Records from a collection
══════

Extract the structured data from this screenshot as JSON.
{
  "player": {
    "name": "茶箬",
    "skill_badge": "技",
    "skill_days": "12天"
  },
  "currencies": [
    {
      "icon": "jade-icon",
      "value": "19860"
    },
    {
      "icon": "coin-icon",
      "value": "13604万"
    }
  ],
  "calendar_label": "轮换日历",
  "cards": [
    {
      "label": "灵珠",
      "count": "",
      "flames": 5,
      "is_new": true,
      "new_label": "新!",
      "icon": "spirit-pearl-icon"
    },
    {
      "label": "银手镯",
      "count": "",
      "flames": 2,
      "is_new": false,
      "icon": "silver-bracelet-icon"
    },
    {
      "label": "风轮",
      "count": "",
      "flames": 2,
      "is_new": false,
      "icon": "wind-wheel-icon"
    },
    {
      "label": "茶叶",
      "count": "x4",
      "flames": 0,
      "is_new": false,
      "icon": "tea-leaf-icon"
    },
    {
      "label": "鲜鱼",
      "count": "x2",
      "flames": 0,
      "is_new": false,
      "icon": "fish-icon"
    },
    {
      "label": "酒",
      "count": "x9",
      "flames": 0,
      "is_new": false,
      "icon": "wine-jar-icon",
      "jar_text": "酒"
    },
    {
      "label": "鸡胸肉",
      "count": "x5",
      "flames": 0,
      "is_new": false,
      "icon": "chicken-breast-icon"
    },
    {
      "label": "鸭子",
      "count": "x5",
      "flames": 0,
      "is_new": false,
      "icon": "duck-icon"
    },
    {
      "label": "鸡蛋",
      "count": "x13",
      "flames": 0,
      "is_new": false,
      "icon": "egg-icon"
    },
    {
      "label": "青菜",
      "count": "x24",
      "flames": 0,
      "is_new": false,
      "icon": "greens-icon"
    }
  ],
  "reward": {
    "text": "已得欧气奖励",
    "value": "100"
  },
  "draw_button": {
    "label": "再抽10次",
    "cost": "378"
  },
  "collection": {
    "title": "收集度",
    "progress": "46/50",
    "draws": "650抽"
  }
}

══════

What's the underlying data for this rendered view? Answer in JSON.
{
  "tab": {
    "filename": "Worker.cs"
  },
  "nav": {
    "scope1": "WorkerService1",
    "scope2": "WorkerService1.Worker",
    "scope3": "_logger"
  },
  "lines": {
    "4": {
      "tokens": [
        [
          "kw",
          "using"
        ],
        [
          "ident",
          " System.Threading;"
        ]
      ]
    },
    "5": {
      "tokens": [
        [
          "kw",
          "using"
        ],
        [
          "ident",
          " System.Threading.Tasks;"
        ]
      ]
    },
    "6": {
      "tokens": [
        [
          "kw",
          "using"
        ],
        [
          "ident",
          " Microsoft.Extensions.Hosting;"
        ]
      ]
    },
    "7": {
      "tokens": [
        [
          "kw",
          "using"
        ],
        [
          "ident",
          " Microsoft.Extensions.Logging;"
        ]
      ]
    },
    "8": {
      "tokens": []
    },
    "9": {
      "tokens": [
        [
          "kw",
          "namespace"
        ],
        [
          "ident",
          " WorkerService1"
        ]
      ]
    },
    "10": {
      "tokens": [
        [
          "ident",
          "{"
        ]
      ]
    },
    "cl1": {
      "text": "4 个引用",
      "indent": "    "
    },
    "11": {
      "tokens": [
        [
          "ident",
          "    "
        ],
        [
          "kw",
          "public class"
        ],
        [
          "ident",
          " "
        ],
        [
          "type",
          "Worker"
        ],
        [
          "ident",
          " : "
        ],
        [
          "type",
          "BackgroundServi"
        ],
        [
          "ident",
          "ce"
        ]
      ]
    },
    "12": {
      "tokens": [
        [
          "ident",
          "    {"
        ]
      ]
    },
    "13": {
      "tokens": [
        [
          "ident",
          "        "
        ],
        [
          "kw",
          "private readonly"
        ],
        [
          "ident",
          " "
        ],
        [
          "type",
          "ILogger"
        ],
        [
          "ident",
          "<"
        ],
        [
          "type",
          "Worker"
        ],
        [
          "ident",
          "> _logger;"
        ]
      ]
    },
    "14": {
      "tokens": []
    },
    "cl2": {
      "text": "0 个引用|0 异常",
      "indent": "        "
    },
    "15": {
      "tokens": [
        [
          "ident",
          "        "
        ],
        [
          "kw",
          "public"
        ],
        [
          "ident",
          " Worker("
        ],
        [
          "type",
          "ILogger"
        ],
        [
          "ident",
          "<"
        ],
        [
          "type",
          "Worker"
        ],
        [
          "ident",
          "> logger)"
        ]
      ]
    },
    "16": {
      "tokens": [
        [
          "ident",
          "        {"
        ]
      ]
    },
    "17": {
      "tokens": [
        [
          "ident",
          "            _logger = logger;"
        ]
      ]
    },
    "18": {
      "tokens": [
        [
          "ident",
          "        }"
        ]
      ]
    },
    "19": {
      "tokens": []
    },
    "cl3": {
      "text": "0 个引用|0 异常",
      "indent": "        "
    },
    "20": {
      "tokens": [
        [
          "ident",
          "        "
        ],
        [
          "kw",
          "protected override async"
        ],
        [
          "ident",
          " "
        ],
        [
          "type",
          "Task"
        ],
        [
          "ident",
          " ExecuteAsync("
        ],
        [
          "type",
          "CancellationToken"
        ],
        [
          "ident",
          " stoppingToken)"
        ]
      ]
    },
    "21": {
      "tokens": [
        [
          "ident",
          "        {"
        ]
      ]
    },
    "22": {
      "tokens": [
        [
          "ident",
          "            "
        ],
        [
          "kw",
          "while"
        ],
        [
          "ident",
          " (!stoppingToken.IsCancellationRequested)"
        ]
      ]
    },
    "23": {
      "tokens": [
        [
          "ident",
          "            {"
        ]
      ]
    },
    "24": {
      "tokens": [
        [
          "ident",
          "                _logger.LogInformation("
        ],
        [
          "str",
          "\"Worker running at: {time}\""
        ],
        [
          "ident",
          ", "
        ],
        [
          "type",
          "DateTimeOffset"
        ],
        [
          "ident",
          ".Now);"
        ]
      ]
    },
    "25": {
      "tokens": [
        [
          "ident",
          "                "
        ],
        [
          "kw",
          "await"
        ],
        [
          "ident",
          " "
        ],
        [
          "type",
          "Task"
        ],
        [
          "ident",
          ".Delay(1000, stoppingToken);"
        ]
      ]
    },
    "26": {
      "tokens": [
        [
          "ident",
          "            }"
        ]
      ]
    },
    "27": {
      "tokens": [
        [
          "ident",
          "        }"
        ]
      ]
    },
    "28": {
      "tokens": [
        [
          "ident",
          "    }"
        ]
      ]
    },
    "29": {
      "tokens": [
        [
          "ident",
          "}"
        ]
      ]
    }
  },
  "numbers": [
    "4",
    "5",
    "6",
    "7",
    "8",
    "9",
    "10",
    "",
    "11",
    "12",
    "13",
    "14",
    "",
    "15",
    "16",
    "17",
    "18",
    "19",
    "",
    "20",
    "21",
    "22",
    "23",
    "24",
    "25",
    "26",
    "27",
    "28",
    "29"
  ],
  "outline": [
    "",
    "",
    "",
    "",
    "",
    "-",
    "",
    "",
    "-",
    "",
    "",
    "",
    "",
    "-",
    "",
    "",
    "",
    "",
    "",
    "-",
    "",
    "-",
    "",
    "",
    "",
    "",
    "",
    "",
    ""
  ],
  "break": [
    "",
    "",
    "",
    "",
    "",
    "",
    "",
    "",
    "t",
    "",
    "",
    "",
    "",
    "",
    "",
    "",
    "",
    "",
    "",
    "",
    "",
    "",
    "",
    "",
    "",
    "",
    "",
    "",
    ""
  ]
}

══════

Take every line that includes the string "this" and copy it.

Reply to the task
Extract the structured data from this screenshot as JSON.
What's the underlying data for this rendered view? Answer in JSON.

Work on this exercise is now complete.